# 問題と課題
- A) 降雪と心筋梗塞の文章から、「雪が降った後は心筋梗塞に注意を」から「3月になりましたが、場所によってはまだまだ雪が降り積もる地方もあると思います。」までをすべて、一字も変えずに引用してください。
- B) 降雪と心筋梗塞の文章の続きを、示された最後の文の後から書きなさい。

# 読解用の抜粋

雪が降った後は心筋梗塞に注意を
以前、この連載でも紹介しましたが、「寒い日が続く冬季は心臓病の発症リスクが高まる」という研究が報告されています。外気温が下がると血管が収縮し、血圧が高くなることから、心臓への負担が増えてしまうのでしょう。
3月になりましたが、場所によってはまだまだ雪が降り積もる地方もあると思います。
先に述べたとおり冬季は心臓病のリスクに注意が必要ですが、カナダ内科学会誌(2017年2月号)に降雪と心筋梗塞の関連を検討した研究論文が掲載されました。
この研究は、カナダで行われたもので、1981~2014年の11~4月における降雪量(センチ)、降雪時間(時)と、心筋梗塞による入院または死亡との関連を検討したものです。健康管理データベースを用いて、12万8073件の心筋梗塞入院例、6万8155件の心筋梗塞死亡例が解析の対象となりました。なお、結果に影響を与えうる一日の最低気温や年齢などは統計的に補正して解析を行っています。

# 提示された情報
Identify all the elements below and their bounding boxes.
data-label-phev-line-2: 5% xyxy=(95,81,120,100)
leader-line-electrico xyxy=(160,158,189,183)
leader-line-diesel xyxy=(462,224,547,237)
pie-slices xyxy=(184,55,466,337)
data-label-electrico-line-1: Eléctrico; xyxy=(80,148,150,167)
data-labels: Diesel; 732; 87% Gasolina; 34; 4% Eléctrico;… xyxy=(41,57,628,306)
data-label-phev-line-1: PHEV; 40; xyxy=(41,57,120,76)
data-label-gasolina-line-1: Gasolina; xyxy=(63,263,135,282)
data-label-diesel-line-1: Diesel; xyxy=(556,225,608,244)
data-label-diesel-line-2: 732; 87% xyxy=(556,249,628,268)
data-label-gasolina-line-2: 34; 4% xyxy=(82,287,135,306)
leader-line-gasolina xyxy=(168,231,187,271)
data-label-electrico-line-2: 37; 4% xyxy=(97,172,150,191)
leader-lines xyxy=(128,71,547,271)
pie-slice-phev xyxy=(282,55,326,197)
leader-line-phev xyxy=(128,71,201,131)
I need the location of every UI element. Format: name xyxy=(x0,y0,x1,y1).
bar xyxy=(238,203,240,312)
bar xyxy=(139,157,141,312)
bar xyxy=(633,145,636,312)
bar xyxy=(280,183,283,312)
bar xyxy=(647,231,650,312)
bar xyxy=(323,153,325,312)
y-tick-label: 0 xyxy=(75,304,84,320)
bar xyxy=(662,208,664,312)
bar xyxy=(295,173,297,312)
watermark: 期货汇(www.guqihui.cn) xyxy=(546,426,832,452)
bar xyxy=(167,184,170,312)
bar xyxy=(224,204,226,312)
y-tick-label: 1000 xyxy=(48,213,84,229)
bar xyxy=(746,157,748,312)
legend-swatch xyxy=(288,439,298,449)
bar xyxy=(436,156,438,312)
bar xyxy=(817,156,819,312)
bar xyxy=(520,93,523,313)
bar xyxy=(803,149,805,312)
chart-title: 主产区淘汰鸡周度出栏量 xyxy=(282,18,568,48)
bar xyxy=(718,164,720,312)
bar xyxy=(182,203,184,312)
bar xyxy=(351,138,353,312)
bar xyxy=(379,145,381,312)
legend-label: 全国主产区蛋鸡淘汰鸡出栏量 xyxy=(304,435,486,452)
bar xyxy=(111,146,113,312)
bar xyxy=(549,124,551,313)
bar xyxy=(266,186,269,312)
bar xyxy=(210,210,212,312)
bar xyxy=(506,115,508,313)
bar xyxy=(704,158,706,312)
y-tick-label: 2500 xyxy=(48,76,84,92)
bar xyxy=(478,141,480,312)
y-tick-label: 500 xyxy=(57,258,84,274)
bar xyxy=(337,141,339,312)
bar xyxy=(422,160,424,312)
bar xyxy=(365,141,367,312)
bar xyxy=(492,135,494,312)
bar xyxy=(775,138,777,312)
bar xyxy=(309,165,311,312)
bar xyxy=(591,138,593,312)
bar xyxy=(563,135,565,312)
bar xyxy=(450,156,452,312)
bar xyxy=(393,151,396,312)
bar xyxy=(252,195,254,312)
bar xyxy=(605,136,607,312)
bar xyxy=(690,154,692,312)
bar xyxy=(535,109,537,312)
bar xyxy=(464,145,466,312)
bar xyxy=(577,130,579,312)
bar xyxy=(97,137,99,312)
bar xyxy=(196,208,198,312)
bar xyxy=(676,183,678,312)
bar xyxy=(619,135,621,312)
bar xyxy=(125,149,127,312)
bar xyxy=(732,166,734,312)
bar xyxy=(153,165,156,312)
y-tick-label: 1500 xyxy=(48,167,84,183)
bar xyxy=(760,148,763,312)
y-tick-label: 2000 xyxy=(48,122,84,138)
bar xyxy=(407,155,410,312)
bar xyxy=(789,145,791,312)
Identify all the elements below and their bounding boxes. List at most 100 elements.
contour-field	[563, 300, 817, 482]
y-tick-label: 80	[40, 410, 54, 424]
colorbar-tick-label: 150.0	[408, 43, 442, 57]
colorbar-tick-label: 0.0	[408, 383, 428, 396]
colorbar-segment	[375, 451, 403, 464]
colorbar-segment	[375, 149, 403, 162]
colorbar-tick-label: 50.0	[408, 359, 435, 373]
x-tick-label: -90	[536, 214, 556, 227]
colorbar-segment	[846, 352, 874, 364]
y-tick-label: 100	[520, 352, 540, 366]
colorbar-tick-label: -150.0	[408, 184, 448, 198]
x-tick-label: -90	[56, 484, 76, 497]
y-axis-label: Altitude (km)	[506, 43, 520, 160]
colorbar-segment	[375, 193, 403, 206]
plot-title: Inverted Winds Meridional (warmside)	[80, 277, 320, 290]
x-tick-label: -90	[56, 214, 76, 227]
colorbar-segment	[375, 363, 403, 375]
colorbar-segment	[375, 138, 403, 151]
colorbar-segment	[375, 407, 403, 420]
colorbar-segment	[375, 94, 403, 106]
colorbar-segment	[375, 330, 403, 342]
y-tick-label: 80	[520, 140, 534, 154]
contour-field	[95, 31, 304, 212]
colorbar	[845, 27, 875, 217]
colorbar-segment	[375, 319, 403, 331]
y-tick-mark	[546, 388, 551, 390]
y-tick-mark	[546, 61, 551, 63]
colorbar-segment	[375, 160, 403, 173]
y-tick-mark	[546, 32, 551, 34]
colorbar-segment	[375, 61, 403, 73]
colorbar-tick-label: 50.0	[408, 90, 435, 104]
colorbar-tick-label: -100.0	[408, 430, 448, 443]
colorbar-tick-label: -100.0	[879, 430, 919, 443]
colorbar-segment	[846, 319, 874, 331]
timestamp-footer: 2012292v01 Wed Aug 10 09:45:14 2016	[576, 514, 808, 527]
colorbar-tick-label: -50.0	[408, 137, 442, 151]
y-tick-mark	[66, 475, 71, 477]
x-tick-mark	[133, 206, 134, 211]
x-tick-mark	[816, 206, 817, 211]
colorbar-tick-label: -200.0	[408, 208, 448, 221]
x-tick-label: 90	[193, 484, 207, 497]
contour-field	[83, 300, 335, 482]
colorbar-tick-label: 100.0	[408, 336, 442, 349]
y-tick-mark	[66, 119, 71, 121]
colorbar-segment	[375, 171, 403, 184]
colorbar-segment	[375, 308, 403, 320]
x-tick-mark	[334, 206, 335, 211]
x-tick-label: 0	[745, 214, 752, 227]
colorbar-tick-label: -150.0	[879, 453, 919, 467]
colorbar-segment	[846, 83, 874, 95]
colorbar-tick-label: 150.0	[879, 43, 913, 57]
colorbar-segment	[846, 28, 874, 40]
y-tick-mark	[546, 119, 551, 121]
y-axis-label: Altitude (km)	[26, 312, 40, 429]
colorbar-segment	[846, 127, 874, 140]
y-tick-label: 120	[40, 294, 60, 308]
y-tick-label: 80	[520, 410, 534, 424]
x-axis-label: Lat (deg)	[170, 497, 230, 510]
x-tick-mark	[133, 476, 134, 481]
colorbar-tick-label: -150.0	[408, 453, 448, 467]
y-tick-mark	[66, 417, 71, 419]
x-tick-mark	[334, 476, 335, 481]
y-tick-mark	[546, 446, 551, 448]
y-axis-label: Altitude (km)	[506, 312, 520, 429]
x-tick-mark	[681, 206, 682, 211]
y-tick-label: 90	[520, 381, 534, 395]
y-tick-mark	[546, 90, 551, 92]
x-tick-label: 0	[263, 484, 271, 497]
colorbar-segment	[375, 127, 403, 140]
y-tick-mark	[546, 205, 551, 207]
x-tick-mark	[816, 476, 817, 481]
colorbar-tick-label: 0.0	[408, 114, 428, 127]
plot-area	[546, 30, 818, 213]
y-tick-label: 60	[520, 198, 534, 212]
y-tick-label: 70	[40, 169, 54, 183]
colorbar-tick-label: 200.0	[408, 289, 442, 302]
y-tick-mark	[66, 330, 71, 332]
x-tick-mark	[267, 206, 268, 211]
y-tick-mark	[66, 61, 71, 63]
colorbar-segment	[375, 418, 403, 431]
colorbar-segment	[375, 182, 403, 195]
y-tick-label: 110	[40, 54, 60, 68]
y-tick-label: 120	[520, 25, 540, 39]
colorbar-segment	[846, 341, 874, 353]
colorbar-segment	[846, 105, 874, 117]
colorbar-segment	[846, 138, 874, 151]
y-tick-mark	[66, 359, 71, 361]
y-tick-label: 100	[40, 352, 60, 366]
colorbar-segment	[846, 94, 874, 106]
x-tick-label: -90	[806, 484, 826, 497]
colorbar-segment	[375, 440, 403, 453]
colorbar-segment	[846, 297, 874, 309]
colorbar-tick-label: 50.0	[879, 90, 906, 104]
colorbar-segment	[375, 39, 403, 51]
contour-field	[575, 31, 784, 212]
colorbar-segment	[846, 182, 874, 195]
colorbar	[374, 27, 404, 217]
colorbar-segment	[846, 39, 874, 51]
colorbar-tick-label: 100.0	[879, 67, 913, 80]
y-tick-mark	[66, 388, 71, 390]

# 練習問題の解答
- A)
雪が降った後は心筋梗塞に注意を
以前、この連載でも紹介しましたが、「寒い日が続く冬季は心臓病の発症リスクが高まる」という研究が報告されています。外気温が下がると血管が収縮し、血圧が高くなることから、心臓への負担が増えてしまうのでしょう。
3月になりましたが、場所によってはまだまだ雪が降り積もる地方もあると思います。

- B)
研究の結果、降雪量、降雪時間は男性においてのみ、心筋梗塞による入院もしくは死亡に関連していました。降雪量0センチと比較して、20センチで入院が16%、死亡が34%、また降雪時間が0時間に比べて、24時間では入院が8%、死亡が12%、統計学的にも有意に増加することが示されました。一方、女性ではいずれの結果においても明確な差が出ませんでした。
降雪量や降雪期間が心筋梗塞を引き起こす直接の原因かどうかは不明です。男女差があるので、因果関係ではないように思われます。しかし、男性は雪が降った後、雪かきする可能性が女性より高いことも考えられます。こうした作業が、あるいは心臓に負担を与えているのかもしれません。